» **Problem statement**
Turn the rows, from the first one through the line containing "folder-icon [31,224,42,239]", into a JSON list of strings with one string per line. Leave out blank lines.
--- The input ---
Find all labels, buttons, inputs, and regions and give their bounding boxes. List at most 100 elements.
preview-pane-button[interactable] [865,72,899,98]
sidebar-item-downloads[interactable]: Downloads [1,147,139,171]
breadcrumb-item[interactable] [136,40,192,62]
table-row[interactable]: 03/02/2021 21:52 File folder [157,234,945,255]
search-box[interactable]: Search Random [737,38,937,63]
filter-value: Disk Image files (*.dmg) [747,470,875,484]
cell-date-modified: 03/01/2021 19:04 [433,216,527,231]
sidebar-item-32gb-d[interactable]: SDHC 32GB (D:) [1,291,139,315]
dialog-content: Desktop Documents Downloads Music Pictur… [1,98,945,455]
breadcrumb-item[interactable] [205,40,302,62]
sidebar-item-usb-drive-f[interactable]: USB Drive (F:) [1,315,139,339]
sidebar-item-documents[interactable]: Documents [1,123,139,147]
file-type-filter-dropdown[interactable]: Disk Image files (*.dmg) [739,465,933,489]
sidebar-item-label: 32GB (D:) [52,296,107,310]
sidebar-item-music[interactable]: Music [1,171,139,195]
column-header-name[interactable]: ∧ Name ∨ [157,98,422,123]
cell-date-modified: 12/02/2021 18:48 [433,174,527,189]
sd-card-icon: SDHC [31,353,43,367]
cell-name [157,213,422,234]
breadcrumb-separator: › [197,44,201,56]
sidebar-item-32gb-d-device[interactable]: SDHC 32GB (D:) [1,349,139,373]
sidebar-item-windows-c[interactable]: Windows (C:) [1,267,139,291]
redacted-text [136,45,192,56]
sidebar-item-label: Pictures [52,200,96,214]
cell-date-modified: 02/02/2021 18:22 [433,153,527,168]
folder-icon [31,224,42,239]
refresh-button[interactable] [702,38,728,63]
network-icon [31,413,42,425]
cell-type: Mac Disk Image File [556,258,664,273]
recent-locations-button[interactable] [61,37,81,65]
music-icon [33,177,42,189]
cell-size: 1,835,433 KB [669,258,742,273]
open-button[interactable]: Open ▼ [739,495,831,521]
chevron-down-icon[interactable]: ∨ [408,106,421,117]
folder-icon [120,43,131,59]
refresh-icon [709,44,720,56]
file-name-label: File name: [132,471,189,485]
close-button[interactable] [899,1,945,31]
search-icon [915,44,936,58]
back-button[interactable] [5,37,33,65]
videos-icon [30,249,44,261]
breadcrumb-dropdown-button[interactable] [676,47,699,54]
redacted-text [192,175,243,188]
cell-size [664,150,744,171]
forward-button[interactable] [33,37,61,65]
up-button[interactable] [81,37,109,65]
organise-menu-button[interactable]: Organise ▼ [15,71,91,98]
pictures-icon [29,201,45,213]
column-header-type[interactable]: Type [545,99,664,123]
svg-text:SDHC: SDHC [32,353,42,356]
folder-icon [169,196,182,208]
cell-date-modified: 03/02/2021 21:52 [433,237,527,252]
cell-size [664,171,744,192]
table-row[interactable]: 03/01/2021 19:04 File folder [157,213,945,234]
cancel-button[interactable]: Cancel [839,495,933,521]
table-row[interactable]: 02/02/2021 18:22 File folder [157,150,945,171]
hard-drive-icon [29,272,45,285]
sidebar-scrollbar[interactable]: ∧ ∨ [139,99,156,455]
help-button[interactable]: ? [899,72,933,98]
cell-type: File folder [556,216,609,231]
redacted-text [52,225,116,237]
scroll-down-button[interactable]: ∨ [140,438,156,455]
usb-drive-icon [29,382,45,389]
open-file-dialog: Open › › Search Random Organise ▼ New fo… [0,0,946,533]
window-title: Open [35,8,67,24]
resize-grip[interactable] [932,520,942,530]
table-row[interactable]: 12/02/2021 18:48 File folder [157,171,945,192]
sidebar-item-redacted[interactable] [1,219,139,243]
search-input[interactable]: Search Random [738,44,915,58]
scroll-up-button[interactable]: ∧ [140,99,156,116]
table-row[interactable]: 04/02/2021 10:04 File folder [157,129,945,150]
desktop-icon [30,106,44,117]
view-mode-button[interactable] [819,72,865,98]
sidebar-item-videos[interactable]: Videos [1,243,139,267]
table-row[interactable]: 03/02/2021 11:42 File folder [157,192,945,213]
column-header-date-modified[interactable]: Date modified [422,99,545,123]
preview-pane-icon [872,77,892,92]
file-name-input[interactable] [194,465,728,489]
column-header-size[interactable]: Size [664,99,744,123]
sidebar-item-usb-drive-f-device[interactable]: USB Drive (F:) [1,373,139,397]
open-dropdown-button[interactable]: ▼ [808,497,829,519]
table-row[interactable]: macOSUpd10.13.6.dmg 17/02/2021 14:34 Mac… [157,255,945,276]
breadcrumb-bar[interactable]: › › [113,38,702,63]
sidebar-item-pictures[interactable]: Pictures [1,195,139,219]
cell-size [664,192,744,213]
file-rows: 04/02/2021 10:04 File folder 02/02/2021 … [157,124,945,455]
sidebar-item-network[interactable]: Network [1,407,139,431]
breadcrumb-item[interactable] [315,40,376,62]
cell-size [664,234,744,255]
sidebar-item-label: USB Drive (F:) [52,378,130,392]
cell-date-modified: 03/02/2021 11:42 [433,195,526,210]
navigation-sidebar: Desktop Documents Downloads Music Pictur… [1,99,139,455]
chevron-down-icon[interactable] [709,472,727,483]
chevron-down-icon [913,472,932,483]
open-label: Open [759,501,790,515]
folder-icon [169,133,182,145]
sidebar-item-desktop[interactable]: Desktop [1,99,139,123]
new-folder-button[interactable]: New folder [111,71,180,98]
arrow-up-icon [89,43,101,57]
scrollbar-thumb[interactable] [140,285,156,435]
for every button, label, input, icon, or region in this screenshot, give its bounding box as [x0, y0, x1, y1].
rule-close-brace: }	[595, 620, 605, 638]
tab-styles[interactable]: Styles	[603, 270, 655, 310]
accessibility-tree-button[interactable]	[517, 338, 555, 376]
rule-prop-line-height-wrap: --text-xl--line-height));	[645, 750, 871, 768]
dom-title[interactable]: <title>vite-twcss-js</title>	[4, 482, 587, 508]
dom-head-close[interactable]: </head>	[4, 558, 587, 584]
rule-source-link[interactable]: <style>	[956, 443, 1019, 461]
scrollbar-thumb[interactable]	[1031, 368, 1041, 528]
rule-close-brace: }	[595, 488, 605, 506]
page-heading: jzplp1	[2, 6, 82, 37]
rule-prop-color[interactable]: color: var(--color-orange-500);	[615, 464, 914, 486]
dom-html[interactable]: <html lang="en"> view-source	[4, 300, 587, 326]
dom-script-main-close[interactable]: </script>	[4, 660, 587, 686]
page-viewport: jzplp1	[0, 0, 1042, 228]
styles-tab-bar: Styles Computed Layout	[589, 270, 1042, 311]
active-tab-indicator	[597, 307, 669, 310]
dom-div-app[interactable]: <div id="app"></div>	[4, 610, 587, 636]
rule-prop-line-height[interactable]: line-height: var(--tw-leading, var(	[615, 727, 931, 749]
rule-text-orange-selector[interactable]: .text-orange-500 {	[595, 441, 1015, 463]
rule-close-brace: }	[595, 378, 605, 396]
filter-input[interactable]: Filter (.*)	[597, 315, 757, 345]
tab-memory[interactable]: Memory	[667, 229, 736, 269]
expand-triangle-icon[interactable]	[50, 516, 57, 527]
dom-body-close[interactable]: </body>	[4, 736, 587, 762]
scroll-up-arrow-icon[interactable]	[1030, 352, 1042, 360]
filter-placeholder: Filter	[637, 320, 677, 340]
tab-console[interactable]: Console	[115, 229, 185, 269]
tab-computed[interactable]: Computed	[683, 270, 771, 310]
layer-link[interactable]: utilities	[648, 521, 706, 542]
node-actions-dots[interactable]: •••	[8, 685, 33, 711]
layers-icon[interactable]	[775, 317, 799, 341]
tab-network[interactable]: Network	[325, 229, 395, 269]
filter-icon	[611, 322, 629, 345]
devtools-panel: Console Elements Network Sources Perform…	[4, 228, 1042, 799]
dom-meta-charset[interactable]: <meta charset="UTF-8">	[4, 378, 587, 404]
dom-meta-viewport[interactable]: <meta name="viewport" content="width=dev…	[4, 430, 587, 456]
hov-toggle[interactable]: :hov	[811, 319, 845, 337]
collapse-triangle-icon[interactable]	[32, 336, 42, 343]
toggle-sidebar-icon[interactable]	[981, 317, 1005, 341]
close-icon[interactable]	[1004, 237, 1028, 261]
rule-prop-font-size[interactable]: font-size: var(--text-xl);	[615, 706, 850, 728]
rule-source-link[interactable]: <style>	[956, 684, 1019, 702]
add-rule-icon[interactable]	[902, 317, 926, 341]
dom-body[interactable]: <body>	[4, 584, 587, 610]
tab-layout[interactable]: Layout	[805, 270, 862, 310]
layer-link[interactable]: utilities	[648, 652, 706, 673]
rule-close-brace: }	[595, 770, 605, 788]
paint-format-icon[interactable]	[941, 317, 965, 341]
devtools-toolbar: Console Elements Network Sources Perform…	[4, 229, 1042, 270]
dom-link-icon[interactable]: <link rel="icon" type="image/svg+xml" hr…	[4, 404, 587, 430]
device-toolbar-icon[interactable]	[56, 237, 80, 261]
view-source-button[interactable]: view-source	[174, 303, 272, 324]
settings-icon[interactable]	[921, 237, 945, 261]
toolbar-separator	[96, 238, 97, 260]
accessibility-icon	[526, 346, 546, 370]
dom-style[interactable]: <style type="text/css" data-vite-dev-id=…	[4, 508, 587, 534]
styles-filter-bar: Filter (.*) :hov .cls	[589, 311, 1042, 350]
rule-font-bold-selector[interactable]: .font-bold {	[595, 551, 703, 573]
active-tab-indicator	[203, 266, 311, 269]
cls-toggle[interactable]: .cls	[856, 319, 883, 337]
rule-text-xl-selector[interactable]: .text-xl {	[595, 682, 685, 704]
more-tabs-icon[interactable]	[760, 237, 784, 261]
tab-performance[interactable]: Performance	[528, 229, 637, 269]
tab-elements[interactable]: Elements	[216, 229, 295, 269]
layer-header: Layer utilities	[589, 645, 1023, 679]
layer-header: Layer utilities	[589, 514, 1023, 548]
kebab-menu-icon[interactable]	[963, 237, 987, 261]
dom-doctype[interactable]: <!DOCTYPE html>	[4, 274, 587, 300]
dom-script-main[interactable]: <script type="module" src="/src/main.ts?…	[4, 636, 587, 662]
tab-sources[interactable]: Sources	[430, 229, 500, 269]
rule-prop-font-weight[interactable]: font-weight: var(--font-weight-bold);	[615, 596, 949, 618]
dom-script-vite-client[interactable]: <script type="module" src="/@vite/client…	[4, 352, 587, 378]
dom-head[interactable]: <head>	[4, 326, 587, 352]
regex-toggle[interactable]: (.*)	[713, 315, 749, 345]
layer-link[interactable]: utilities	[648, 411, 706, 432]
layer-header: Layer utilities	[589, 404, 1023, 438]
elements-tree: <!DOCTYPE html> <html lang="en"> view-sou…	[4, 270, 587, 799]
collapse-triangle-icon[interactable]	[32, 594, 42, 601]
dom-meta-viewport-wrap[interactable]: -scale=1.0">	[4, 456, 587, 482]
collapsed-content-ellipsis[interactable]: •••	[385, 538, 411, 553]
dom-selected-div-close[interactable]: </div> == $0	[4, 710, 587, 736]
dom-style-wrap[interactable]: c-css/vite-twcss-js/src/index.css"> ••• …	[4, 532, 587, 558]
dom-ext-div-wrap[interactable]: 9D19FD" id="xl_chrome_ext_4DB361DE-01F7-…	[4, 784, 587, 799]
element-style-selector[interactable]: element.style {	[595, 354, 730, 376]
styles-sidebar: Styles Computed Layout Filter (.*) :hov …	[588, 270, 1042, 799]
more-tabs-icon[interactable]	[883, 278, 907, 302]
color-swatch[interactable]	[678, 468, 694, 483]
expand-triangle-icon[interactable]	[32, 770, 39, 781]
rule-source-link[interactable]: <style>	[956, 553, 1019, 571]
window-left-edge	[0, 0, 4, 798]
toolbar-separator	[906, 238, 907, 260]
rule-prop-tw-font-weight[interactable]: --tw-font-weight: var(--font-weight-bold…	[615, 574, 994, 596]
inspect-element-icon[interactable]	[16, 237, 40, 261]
---
» **Answer to the task**
[
  "Find all labels, buttons, inputs, and regions and give their bounding boxes. List at most 100 elements.",
  "preview-pane-button[interactable] [865,72,899,98]",
  "sidebar-item-downloads[interactable]: Downloads [1,147,139,171]",
  "breadcrumb-item[interactable] [136,40,192,62]",
  "table-row[interactable]: 03/02/2021 21:52 File folder [157,234,945,255]",
  "search-box[interactable]: Search Random [737,38,937,63]",
  "filter-value: Disk Image files (*.dmg) [747,470,875,484]",
  "cell-date-modified: 03/01/2021 19:04 [433,216,527,231]",
  "sidebar-item-32gb-d[interactable]: SDHC 32GB (D:) [1,291,139,315]",
  "dialog-content: Desktop Documents Downloads Music Pictur… [1,98,945,455]",
  "breadcrumb-item[interactable] [205,40,302,62]",
  "sidebar-item-usb-drive-f[interactable]: USB Drive (F:) [1,315,139,339]",
  "sidebar-item-documents[interactable]: Documents [1,123,139,147]",
  "file-type-filter-dropdown[interactable]: Disk Image files (*.dmg) [739,465,933,489]",
  "sidebar-item-label: 32GB (D:) [52,296,107,310]",
  "sidebar-item-music[interactable]: Music [1,171,139,195]",
  "column-header-name[interactable]: ∧ Name ∨ [157,98,422,123]",
  "cell-date-modified: 12/02/2021 18:48 [433,174,527,189]",
  "sd-card-icon: SDHC [31,353,43,367]",
  "cell-name [157,213,422,234]",
  "breadcrumb-separator: › [197,44,201,56]",
  "sidebar-item-32gb-d-device[interactable]: SDHC 32GB (D:) [1,349,139,373]",
  "sidebar-item-windows-c[interactable]: Windows (C:) [1,267,139,291]",
  "redacted-text [136,45,192,56]",
  "sidebar-item-label: Pictures [52,200,96,214]",
  "cell-date-modified: 02/02/2021 18:22 [433,153,527,168]",
  "folder-icon [31,224,42,239]"
]